** start of DATA FOR THE TASK **

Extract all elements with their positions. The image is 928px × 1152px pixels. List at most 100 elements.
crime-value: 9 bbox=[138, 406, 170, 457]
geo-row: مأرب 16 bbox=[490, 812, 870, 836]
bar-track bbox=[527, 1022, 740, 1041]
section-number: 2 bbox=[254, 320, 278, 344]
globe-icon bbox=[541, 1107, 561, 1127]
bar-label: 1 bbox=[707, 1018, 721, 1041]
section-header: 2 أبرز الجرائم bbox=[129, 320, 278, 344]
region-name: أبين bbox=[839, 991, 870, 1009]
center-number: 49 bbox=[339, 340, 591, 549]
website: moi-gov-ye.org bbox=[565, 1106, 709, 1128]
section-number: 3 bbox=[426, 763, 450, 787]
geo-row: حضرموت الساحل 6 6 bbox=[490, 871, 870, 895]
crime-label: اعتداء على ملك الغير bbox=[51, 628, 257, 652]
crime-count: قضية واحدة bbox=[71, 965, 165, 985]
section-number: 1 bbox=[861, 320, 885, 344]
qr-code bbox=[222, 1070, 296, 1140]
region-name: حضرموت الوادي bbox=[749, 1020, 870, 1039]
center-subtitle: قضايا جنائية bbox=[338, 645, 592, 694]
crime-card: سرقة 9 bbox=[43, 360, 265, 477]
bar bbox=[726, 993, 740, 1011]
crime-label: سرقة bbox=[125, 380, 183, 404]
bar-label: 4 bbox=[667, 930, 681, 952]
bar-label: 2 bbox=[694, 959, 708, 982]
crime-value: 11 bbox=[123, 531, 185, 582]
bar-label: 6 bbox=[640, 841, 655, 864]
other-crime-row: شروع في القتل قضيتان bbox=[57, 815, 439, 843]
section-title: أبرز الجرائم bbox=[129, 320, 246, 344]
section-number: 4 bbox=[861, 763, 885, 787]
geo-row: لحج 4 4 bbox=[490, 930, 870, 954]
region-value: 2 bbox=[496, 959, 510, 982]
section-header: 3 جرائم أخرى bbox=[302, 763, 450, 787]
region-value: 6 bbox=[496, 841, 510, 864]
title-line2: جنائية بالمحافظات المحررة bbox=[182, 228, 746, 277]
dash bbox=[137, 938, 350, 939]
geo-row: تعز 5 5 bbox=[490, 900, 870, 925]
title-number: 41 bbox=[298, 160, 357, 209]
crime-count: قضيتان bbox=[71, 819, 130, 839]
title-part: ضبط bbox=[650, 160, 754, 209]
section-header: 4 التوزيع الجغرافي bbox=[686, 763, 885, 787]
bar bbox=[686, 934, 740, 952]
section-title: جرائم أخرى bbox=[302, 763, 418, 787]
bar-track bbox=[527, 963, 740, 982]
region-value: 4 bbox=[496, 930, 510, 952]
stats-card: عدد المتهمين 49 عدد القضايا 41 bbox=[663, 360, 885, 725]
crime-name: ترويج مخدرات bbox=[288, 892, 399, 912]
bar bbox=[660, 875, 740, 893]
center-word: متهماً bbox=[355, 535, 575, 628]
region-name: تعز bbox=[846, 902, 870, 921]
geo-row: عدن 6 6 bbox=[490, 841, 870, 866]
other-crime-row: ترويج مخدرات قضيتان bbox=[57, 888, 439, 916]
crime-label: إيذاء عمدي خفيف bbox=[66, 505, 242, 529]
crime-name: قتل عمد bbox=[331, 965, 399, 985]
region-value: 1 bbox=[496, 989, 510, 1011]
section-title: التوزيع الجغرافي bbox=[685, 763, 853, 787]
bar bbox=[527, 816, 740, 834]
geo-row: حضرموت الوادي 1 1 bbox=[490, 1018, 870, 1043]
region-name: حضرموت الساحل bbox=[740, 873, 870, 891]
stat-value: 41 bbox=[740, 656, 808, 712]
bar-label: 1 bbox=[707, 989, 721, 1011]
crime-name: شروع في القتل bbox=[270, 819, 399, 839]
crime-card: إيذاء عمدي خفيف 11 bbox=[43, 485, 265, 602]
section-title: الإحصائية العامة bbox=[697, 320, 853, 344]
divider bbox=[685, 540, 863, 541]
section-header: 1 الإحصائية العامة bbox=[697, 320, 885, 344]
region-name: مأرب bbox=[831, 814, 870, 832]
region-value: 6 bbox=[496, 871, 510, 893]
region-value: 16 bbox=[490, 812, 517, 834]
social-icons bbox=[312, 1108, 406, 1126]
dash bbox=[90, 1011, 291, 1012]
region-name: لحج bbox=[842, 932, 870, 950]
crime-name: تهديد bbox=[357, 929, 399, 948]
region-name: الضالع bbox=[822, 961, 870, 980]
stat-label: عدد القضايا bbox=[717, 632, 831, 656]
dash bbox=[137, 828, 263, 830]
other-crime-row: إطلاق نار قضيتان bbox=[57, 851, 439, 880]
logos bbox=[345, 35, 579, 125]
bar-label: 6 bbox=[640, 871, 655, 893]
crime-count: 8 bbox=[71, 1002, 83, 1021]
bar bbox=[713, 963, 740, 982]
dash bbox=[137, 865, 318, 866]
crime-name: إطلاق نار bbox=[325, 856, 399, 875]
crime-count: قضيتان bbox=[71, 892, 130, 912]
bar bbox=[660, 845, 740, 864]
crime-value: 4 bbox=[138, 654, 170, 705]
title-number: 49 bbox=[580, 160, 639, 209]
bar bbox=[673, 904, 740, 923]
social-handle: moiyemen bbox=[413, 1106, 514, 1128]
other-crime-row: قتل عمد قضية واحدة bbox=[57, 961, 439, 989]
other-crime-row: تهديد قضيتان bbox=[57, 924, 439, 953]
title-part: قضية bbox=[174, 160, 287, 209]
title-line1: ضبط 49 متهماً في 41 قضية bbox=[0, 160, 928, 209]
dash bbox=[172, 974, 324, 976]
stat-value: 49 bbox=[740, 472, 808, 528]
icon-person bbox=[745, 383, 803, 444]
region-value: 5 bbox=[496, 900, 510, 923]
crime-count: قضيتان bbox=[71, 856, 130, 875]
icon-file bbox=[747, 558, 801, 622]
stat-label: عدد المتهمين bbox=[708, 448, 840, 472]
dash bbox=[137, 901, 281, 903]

** end of DATA FOR THE TASK **

WORK TO BE COMPLETED ::
Please lay out every line of the listing above as a numbered list, leaving out any blank lines.

SOLUTION FOR THIS TASK ::
1. Extract all elements with their positions. The image is 928px × 1152px pixels. List at most 100 elements.
2. crime-value: 9 bbox=[138, 406, 170, 457]
3. geo-row: مأرب 16 bbox=[490, 812, 870, 836]
4. bar-track bbox=[527, 1022, 740, 1041]
5. section-number: 2 bbox=[254, 320, 278, 344]
6. globe-icon bbox=[541, 1107, 561, 1127]
7. bar-label: 1 bbox=[707, 1018, 721, 1041]
8. section-header: 2 أبرز الجرائم bbox=[129, 320, 278, 344]
9. region-name: أبين bbox=[839, 991, 870, 1009]
10. center-number: 49 bbox=[339, 340, 591, 549]
11. website: moi-gov-ye.org bbox=[565, 1106, 709, 1128]
12. section-number: 3 bbox=[426, 763, 450, 787]
13. geo-row: حضرموت الساحل 6 6 bbox=[490, 871, 870, 895]
14. crime-label: اعتداء على ملك الغير bbox=[51, 628, 257, 652]
15. crime-count: قضية واحدة bbox=[71, 965, 165, 985]
16. section-number: 1 bbox=[861, 320, 885, 344]
17. qr-code bbox=[222, 1070, 296, 1140]
18. region-name: حضرموت الوادي bbox=[749, 1020, 870, 1039]
19. center-subtitle: قضايا جنائية bbox=[338, 645, 592, 694]
20. crime-card: سرقة 9 bbox=[43, 360, 265, 477]
21. bar bbox=[726, 993, 740, 1011]
22. crime-label: سرقة bbox=[125, 380, 183, 404]
23. bar-label: 4 bbox=[667, 930, 681, 952]
24. bar-label: 2 bbox=[694, 959, 708, 982]
25. crime-value: 11 bbox=[123, 531, 185, 582]
26. bar-label: 6 bbox=[640, 841, 655, 864]
27. other-crime-row: شروع في القتل قضيتان bbox=[57, 815, 439, 843]
28. section-title: أبرز الجرائم bbox=[129, 320, 246, 344]
29. section-number: 4 bbox=[861, 763, 885, 787]
30. geo-row: لحج 4 4 bbox=[490, 930, 870, 954]
31. region-value: 2 bbox=[496, 959, 510, 982]
32. section-header: 3 جرائم أخرى bbox=[302, 763, 450, 787]
33. region-value: 6 bbox=[496, 841, 510, 864]
34. title-line2: جنائية بالمحافظات المحررة bbox=[182, 228, 746, 277]
35. dash bbox=[137, 938, 350, 939]
36. geo-row: تعز 5 5 bbox=[490, 900, 870, 925]
37. title-number: 41 bbox=[298, 160, 357, 209]
38. crime-count: قضيتان bbox=[71, 819, 130, 839]
39. title-part: ضبط bbox=[650, 160, 754, 209]
40. section-header: 4 التوزيع الجغرافي bbox=[686, 763, 885, 787]
41. bar bbox=[686, 934, 740, 952]
42. section-title: جرائم أخرى bbox=[302, 763, 418, 787]
43. bar-track bbox=[527, 963, 740, 982]
44. region-value: 4 bbox=[496, 930, 510, 952]
45. stats-card: عدد المتهمين 49 عدد القضايا 41 bbox=[663, 360, 885, 725]
46. crime-name: ترويج مخدرات bbox=[288, 892, 399, 912]
47. bar bbox=[660, 875, 740, 893]
48. center-word: متهماً bbox=[355, 535, 575, 628]
49. region-name: تعز bbox=[846, 902, 870, 921]
50. geo-row: عدن 6 6 bbox=[490, 841, 870, 866]
51. other-crime-row: ترويج مخدرات قضيتان bbox=[57, 888, 439, 916]
52. crime-label: إيذاء عمدي خفيف bbox=[66, 505, 242, 529]
53. crime-name: قتل عمد bbox=[331, 965, 399, 985]
54. region-value: 1 bbox=[496, 989, 510, 1011]
55. section-title: التوزيع الجغرافي bbox=[685, 763, 853, 787]
56. bar bbox=[527, 816, 740, 834]
57. geo-row: حضرموت الوادي 1 1 bbox=[490, 1018, 870, 1043]
58. region-name: حضرموت الساحل bbox=[740, 873, 870, 891]
59. stat-value: 41 bbox=[740, 656, 808, 712]
60. bar-label: 1 bbox=[707, 989, 721, 1011]
61. crime-name: شروع في القتل bbox=[270, 819, 399, 839]
62. crime-card: إيذاء عمدي خفيف 11 bbox=[43, 485, 265, 602]
63. section-title: الإحصائية العامة bbox=[697, 320, 853, 344]
64. divider bbox=[685, 540, 863, 541]
65. section-header: 1 الإحصائية العامة bbox=[697, 320, 885, 344]
66. region-name: مأرب bbox=[831, 814, 870, 832]
67. region-value: 6 bbox=[496, 871, 510, 893]
68. region-value: 16 bbox=[490, 812, 517, 834]
69. social-icons bbox=[312, 1108, 406, 1126]
70. dash bbox=[90, 1011, 291, 1012]
71. region-name: لحج bbox=[842, 932, 870, 950]
72. crime-name: تهديد bbox=[357, 929, 399, 948]
73. region-name: الضالع bbox=[822, 961, 870, 980]
74. stat-label: عدد القضايا bbox=[717, 632, 831, 656]
75. dash bbox=[137, 828, 263, 830]
76. other-crime-row: إطلاق نار قضيتان bbox=[57, 851, 439, 880]
77. logos bbox=[345, 35, 579, 125]
78. bar-label: 6 bbox=[640, 871, 655, 893]
79. crime-count: 8 bbox=[71, 1002, 83, 1021]
80. bar bbox=[713, 963, 740, 982]
81. dash bbox=[137, 865, 318, 866]
82. crime-name: إطلاق نار bbox=[325, 856, 399, 875]
83. crime-count: قضيتان bbox=[71, 892, 130, 912]
84. bar bbox=[660, 845, 740, 864]
85. crime-value: 4 bbox=[138, 654, 170, 705]
86. title-number: 49 bbox=[580, 160, 639, 209]
87. bar bbox=[673, 904, 740, 923]
88. social-handle: moiyemen bbox=[413, 1106, 514, 1128]
89. other-crime-row: قتل عمد قضية واحدة bbox=[57, 961, 439, 989]
90. other-crime-row: تهديد قضيتان bbox=[57, 924, 439, 953]
91. title-part: قضية bbox=[174, 160, 287, 209]
92. title-line1: ضبط 49 متهماً في 41 قضية bbox=[0, 160, 928, 209]
93. dash bbox=[172, 974, 324, 976]
94. stat-value: 49 bbox=[740, 472, 808, 528]
95. icon-person bbox=[745, 383, 803, 444]
96. region-value: 5 bbox=[496, 900, 510, 923]
97. crime-count: قضيتان bbox=[71, 856, 130, 875]
98. icon-file bbox=[747, 558, 801, 622]
99. stat-label: عدد المتهمين bbox=[708, 448, 840, 472]
100. dash bbox=[137, 901, 281, 903]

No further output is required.